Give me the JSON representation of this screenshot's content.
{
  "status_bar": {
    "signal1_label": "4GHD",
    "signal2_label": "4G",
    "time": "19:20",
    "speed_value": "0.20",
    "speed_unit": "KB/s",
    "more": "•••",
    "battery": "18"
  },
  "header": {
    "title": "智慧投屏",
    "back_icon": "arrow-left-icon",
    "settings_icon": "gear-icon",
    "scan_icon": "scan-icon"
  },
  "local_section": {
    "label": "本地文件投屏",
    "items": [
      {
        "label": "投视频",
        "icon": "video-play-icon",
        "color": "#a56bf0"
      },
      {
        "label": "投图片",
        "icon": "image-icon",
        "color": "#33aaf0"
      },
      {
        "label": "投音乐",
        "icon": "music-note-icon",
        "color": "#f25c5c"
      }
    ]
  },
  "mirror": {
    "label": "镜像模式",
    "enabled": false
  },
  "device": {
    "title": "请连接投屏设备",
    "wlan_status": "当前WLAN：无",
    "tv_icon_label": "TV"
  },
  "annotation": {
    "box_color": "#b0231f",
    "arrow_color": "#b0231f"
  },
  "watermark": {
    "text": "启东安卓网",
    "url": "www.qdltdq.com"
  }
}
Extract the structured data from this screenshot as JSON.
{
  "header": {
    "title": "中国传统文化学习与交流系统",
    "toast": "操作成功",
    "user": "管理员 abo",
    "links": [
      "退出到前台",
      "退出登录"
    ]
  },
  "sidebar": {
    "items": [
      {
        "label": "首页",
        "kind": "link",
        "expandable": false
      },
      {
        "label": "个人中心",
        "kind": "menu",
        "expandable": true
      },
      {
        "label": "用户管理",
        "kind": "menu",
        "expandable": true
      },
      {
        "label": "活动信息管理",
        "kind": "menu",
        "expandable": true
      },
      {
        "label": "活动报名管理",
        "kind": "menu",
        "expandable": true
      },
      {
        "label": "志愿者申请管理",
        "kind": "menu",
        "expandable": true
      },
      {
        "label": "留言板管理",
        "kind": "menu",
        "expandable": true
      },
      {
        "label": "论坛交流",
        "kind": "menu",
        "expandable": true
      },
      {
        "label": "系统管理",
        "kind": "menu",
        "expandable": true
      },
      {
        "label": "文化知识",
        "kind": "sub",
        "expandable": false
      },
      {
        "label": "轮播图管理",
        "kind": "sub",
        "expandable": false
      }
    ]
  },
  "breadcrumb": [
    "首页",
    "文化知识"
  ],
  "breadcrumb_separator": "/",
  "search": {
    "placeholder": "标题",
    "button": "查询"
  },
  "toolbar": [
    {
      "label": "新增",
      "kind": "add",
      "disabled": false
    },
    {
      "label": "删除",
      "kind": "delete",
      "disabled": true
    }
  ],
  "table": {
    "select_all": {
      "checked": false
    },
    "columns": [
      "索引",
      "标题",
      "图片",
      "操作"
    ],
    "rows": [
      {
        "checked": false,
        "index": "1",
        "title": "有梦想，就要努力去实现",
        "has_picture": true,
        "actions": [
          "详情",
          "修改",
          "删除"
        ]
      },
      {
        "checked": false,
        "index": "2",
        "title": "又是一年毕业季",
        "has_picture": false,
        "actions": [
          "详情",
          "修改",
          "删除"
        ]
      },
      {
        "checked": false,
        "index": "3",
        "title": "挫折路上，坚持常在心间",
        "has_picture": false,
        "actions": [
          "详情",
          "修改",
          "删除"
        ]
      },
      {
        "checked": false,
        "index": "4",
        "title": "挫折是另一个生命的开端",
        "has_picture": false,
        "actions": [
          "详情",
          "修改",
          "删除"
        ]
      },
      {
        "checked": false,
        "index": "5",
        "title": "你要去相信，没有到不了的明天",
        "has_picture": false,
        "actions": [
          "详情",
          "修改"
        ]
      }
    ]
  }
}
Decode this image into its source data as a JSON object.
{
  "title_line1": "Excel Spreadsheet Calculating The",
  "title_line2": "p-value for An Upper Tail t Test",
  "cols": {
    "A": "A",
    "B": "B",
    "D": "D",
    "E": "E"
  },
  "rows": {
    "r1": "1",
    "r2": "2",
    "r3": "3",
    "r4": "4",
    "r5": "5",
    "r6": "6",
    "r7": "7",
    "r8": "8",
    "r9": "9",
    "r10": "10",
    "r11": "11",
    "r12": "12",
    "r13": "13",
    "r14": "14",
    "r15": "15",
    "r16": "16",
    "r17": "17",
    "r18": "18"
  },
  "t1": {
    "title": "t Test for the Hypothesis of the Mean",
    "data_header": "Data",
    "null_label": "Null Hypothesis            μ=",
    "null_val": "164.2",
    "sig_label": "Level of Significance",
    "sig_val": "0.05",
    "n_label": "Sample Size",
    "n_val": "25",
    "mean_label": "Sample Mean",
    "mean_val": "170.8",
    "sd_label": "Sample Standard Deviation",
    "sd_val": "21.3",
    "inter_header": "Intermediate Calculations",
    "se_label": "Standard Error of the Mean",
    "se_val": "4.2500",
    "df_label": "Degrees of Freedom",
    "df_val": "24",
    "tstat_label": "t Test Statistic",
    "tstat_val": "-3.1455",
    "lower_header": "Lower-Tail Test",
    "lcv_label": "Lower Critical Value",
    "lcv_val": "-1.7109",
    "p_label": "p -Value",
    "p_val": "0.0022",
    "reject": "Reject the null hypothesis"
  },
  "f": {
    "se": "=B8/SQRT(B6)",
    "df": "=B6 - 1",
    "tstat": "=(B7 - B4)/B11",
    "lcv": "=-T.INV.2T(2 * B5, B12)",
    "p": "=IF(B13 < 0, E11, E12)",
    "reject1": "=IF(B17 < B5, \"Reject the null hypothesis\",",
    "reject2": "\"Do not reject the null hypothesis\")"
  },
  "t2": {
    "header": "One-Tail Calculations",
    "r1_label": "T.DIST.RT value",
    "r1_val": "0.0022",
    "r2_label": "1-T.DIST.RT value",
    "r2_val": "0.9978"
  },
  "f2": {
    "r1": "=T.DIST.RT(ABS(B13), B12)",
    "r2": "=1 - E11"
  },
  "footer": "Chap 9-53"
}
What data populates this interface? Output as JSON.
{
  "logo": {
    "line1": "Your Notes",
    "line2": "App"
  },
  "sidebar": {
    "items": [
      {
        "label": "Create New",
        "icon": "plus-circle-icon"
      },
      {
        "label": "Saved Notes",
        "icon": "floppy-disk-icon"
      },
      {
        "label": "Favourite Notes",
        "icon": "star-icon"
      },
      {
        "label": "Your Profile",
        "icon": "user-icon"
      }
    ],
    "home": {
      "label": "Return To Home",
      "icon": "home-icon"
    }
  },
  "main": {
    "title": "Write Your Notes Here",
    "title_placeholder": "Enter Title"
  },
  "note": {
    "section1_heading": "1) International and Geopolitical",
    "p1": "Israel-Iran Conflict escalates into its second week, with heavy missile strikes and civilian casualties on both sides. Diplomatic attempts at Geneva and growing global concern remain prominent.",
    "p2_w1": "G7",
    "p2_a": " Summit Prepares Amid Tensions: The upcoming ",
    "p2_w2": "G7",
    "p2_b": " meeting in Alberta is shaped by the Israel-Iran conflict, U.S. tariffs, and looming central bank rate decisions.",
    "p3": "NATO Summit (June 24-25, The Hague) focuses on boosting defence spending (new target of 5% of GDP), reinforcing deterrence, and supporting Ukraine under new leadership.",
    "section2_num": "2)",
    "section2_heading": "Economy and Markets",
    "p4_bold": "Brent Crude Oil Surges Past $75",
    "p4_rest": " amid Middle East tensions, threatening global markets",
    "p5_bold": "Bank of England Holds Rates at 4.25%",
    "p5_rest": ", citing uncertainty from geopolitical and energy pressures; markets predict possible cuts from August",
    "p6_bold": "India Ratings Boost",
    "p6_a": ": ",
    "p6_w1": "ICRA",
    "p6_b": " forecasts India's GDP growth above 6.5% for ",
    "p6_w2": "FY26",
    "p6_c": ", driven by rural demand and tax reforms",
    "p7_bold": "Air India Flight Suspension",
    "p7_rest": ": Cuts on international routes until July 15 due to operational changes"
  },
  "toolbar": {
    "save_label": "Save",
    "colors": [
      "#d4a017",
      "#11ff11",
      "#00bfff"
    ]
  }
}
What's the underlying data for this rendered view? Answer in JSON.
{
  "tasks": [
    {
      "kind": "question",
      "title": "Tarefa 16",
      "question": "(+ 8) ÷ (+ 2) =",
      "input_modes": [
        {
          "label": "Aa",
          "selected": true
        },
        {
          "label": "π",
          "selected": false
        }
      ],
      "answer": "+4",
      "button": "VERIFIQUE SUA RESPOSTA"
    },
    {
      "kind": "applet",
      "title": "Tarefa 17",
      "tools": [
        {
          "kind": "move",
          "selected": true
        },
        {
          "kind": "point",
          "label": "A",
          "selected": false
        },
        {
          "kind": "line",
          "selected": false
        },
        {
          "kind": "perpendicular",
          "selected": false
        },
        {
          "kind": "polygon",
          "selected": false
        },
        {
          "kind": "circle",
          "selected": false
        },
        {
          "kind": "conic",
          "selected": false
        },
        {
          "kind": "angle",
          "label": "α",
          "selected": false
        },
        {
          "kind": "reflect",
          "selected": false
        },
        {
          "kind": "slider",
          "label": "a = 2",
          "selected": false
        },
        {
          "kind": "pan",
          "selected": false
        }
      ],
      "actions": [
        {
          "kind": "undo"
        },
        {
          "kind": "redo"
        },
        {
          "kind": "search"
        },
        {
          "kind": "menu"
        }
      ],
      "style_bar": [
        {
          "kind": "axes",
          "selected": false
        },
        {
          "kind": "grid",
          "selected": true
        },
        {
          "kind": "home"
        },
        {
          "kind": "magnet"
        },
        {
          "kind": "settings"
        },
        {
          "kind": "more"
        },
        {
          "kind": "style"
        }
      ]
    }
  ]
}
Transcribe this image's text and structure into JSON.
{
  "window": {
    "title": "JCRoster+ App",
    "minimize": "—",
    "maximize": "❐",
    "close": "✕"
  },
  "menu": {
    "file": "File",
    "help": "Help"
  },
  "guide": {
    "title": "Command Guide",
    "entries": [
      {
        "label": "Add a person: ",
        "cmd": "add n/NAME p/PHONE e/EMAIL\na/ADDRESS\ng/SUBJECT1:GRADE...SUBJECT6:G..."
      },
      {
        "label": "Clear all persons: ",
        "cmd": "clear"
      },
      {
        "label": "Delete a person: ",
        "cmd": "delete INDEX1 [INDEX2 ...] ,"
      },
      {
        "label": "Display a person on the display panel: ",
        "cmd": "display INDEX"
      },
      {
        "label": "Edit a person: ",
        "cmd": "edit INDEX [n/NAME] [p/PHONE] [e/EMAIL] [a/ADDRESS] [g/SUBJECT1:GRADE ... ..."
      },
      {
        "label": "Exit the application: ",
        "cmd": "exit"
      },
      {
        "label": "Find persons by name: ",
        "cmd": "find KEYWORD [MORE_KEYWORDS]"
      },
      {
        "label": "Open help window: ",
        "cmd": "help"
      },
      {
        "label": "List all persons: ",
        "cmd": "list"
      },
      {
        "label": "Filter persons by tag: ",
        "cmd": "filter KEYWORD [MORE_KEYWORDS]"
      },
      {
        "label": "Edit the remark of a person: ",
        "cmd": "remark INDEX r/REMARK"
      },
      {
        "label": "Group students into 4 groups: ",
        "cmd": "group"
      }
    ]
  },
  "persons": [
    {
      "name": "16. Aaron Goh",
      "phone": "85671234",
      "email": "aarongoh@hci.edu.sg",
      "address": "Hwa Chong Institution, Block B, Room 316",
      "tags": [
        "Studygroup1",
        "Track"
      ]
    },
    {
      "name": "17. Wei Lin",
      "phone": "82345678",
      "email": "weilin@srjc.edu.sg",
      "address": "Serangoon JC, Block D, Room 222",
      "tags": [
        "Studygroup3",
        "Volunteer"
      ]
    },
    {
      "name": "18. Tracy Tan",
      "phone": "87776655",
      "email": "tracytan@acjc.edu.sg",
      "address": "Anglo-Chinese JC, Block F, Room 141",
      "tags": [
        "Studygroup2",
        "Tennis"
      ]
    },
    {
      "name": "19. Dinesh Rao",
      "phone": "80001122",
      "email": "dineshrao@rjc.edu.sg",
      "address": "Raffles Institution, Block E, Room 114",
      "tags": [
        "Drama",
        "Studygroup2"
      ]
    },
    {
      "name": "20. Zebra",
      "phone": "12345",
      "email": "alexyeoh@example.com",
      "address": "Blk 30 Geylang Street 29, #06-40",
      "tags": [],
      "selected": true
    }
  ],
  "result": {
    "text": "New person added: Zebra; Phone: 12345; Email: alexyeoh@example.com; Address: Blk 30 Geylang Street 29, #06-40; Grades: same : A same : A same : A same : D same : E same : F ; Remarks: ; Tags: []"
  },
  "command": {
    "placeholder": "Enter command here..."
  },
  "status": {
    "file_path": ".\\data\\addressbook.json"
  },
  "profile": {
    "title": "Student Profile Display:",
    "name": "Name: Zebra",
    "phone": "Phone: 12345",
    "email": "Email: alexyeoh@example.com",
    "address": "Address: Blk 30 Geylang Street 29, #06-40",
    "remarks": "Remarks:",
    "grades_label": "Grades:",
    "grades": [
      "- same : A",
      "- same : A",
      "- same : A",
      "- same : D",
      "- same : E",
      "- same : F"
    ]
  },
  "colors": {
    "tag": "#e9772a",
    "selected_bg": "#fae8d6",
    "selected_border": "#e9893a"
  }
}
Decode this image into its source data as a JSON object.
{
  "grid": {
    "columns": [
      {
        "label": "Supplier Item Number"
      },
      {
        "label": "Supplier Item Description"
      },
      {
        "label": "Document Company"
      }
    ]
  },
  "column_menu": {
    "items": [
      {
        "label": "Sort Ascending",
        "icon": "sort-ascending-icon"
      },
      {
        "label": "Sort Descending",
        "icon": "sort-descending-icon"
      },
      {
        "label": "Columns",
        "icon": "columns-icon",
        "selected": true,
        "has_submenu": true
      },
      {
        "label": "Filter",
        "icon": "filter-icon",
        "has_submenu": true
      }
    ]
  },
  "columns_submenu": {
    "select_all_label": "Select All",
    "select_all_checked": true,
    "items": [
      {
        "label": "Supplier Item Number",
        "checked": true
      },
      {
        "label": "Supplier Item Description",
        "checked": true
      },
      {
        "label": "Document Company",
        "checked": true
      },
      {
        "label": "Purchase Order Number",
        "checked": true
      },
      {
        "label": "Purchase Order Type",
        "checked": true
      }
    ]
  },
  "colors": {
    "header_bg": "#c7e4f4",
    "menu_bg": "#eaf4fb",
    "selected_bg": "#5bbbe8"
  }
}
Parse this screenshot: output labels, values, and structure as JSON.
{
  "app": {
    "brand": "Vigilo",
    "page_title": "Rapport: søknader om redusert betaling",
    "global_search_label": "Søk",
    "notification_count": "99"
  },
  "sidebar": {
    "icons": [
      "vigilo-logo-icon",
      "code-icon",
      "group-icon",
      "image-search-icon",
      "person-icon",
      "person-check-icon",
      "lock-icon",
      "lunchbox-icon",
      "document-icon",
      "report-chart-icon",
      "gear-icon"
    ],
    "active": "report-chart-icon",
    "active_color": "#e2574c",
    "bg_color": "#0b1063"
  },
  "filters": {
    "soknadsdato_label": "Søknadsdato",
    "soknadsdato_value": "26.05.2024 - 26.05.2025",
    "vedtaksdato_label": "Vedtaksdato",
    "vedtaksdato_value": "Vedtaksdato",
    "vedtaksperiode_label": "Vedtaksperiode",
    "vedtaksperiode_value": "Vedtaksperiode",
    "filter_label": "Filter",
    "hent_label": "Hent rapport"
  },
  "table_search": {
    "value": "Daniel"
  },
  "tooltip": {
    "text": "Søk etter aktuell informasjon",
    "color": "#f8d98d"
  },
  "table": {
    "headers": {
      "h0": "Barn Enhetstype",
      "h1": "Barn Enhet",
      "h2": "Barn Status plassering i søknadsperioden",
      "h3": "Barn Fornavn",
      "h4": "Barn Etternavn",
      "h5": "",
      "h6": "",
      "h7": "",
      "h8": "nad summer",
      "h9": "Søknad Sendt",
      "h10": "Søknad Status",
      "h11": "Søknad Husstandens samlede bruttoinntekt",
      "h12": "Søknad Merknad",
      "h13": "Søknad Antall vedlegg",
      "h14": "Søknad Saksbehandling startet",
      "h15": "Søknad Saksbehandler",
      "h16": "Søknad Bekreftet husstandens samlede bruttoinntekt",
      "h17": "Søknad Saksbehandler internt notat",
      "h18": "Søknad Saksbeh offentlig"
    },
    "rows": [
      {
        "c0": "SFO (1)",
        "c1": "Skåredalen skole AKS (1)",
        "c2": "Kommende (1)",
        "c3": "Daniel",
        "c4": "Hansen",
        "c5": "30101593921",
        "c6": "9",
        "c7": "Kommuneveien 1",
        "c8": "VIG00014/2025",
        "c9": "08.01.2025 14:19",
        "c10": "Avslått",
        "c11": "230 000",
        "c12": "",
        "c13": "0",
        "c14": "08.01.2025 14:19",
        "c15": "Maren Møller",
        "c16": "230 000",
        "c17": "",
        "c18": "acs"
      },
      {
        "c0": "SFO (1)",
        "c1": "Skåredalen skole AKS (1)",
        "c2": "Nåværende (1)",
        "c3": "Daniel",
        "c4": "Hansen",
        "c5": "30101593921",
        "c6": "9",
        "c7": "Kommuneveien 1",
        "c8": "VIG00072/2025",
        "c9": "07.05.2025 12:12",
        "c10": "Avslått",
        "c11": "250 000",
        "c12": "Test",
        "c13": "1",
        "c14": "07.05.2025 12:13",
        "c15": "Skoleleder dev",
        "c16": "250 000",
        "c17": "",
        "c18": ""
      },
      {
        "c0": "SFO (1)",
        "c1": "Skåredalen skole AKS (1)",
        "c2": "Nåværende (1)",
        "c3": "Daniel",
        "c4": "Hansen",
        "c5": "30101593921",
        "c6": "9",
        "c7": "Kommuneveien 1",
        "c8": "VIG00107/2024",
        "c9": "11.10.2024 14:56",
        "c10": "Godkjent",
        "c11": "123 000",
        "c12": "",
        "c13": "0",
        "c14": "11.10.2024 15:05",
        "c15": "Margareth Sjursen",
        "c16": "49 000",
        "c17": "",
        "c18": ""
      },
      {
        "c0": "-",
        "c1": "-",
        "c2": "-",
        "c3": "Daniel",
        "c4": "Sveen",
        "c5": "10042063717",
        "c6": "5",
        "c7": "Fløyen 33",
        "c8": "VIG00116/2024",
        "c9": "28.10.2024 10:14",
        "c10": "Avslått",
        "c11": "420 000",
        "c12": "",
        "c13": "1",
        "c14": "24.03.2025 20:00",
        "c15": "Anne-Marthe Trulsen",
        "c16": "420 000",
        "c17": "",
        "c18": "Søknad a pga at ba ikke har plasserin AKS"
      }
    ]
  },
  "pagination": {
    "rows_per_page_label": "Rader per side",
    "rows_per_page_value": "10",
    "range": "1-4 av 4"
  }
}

### PROBLEM DESCRIPTION
Within the listing above, copy each line that has the string "Calculations".

### SOLVED EXERCISE
    "inter_header": "Intermediate Calculations",
    "header": "One-Tail Calculations",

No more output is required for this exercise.